- _Data entries for graphics_
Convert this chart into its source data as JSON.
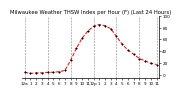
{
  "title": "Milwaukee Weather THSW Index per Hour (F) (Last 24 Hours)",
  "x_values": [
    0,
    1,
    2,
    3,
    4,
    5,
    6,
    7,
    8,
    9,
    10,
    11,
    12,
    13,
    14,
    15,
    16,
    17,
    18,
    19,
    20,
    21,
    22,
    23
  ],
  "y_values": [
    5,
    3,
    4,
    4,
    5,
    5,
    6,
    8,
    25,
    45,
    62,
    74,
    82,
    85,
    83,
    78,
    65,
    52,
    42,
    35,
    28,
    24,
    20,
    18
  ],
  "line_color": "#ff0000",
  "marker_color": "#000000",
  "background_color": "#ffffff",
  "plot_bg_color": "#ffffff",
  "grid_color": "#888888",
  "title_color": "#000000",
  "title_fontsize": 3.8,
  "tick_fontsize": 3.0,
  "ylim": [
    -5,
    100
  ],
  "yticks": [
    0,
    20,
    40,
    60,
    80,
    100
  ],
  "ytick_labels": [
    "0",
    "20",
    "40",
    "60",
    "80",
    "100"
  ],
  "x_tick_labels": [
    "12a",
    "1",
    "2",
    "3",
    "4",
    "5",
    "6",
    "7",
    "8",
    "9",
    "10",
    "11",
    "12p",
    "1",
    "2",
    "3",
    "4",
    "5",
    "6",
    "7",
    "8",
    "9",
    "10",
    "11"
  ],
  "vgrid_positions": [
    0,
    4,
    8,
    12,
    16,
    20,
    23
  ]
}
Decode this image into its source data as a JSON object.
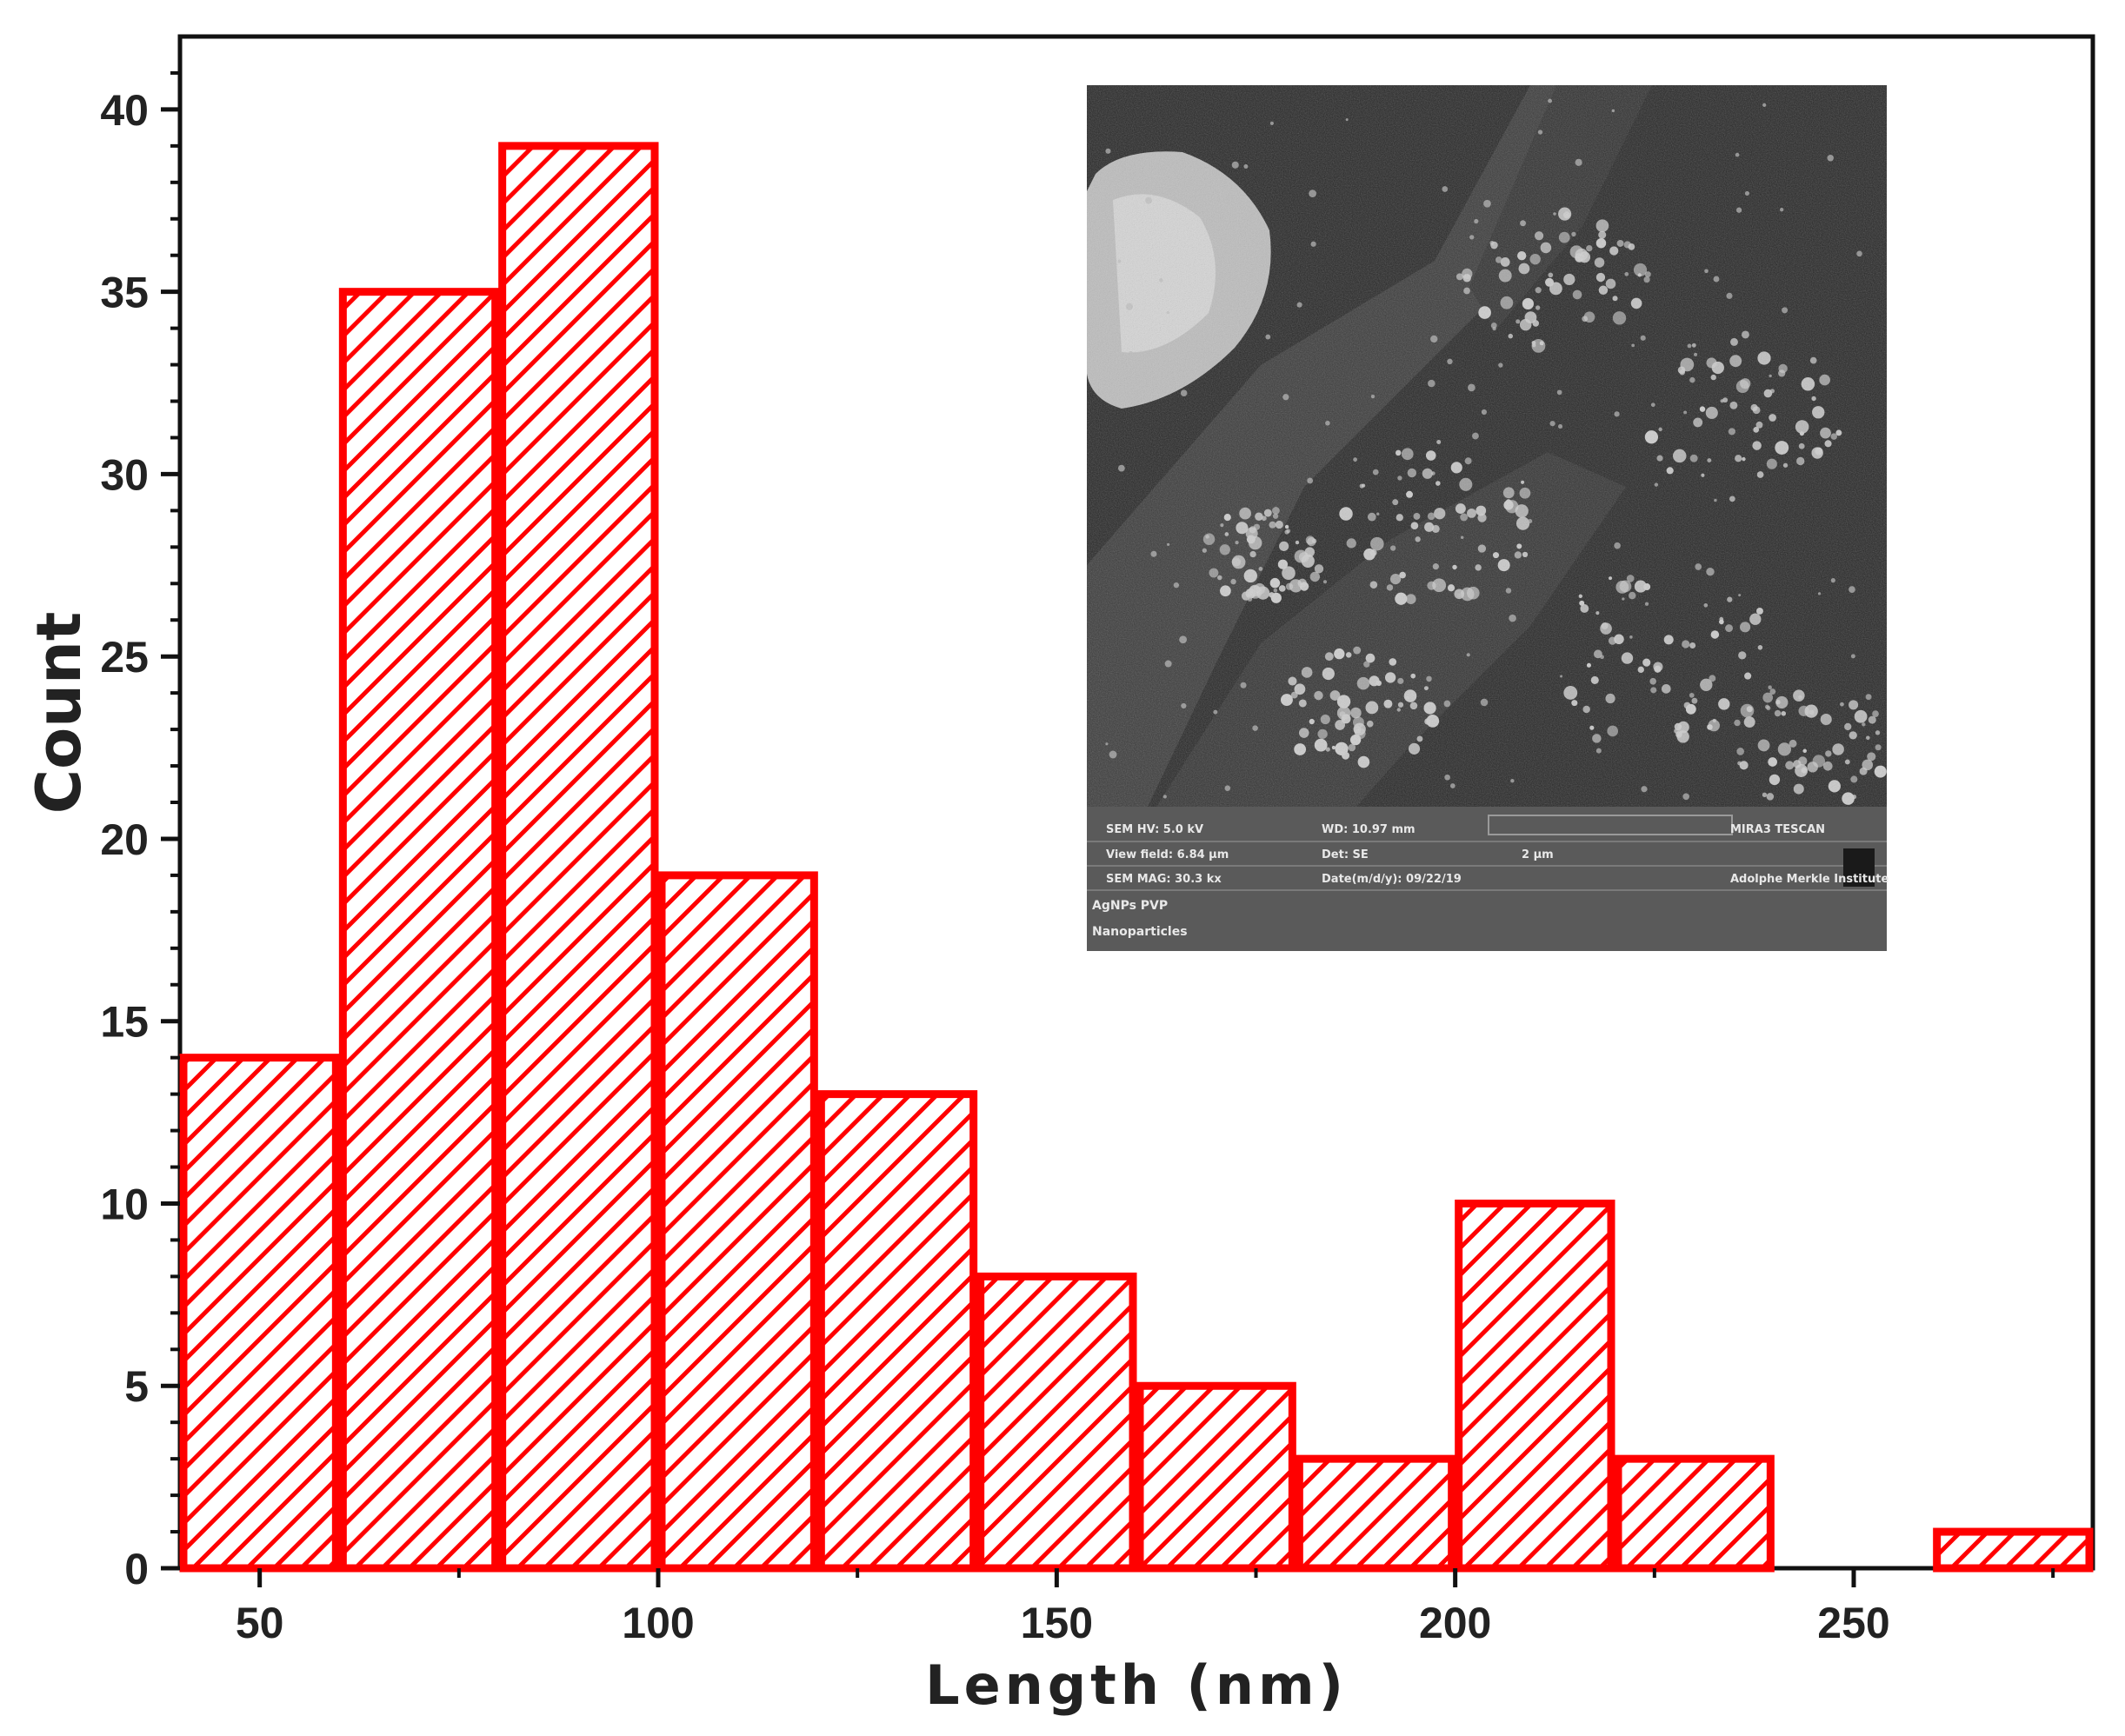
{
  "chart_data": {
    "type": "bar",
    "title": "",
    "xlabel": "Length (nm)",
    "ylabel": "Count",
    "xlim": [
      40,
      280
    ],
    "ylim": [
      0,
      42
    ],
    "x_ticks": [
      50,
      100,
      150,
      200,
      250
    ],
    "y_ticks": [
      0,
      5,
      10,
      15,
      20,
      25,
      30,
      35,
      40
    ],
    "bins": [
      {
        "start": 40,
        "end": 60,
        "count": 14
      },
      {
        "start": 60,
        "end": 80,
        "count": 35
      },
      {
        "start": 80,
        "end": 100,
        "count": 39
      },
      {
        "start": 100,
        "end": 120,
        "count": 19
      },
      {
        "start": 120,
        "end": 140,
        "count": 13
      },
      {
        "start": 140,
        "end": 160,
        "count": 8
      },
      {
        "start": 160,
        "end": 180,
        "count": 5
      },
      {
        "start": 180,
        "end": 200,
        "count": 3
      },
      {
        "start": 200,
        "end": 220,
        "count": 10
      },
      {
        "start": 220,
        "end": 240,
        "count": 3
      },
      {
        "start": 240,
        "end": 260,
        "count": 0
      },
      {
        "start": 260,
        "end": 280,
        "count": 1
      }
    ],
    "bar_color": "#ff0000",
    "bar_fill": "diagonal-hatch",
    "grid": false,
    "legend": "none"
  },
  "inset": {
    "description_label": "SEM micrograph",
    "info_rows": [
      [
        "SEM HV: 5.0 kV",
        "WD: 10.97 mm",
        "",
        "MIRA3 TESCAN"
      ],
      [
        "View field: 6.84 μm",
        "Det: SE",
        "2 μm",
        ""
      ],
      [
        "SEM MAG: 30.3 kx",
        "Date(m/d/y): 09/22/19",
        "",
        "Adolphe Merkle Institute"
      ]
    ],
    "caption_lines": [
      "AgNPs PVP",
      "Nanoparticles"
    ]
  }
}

- _GIVEN EXERCISE_
From the entries above, output every line exactly and omit any image.

- _TASK RESPONSE_
Convert this chart into its source data as JSON.
{
  "title": "Milwaukee Weather THSW Index per Hour (F) (Last 24 Hours)",
  "x_values": [
    0,
    1,
    2,
    3,
    4,
    5,
    6,
    7,
    8,
    9,
    10,
    11,
    12,
    13,
    14,
    15,
    16,
    17,
    18,
    19,
    20,
    21,
    22,
    23
  ],
  "y_values": [
    5,
    3,
    4,
    4,
    5,
    5,
    6,
    8,
    25,
    45,
    62,
    74,
    82,
    85,
    83,
    78,
    65,
    52,
    42,
    35,
    28,
    24,
    20,
    18
  ],
  "line_color": "#ff0000",
  "marker_color": "#000000",
  "background_color": "#ffffff",
  "plot_bg_color": "#ffffff",
  "grid_color": "#888888",
  "title_color": "#000000",
  "title_fontsize": 3.8,
  "tick_fontsize": 3.0,
  "ylim": [
    -5,
    100
  ],
  "yticks": [
    0,
    20,
    40,
    60,
    80,
    100
  ],
  "ytick_labels": [
    "0",
    "20",
    "40",
    "60",
    "80",
    "100"
  ],
  "x_tick_labels": [
    "12a",
    "1",
    "2",
    "3",
    "4",
    "5",
    "6",
    "7",
    "8",
    "9",
    "10",
    "11",
    "12p",
    "1",
    "2",
    "3",
    "4",
    "5",
    "6",
    "7",
    "8",
    "9",
    "10",
    "11"
  ],
  "vgrid_positions": [
    0,
    4,
    8,
    12,
    16,
    20,
    23
  ]
}
Decode this image into its source data as a JSON object.
{
  "chart_data": {
    "type": "bar",
    "title": "",
    "xlabel": "Length (nm)",
    "ylabel": "Count",
    "xlim": [
      40,
      280
    ],
    "ylim": [
      0,
      42
    ],
    "x_ticks": [
      50,
      100,
      150,
      200,
      250
    ],
    "y_ticks": [
      0,
      5,
      10,
      15,
      20,
      25,
      30,
      35,
      40
    ],
    "bins": [
      {
        "start": 40,
        "end": 60,
        "count": 14
      },
      {
        "start": 60,
        "end": 80,
        "count": 35
      },
      {
        "start": 80,
        "end": 100,
        "count": 39
      },
      {
        "start": 100,
        "end": 120,
        "count": 19
      },
      {
        "start": 120,
        "end": 140,
        "count": 13
      },
      {
        "start": 140,
        "end": 160,
        "count": 8
      },
      {
        "start": 160,
        "end": 180,
        "count": 5
      },
      {
        "start": 180,
        "end": 200,
        "count": 3
      },
      {
        "start": 200,
        "end": 220,
        "count": 10
      },
      {
        "start": 220,
        "end": 240,
        "count": 3
      },
      {
        "start": 240,
        "end": 260,
        "count": 0
      },
      {
        "start": 260,
        "end": 280,
        "count": 1
      }
    ],
    "bar_color": "#ff0000",
    "bar_fill": "diagonal-hatch",
    "grid": false,
    "legend": "none"
  },
  "inset": {
    "description_label": "SEM micrograph",
    "info_rows": [
      [
        "SEM HV: 5.0 kV",
        "WD: 10.97 mm",
        "",
        "MIRA3 TESCAN"
      ],
      [
        "View field: 6.84 μm",
        "Det: SE",
        "2 μm",
        ""
      ],
      [
        "SEM MAG: 30.3 kx",
        "Date(m/d/y): 09/22/19",
        "",
        "Adolphe Merkle Institute"
      ]
    ],
    "caption_lines": [
      "AgNPs PVP",
      "Nanoparticles"
    ]
  }
}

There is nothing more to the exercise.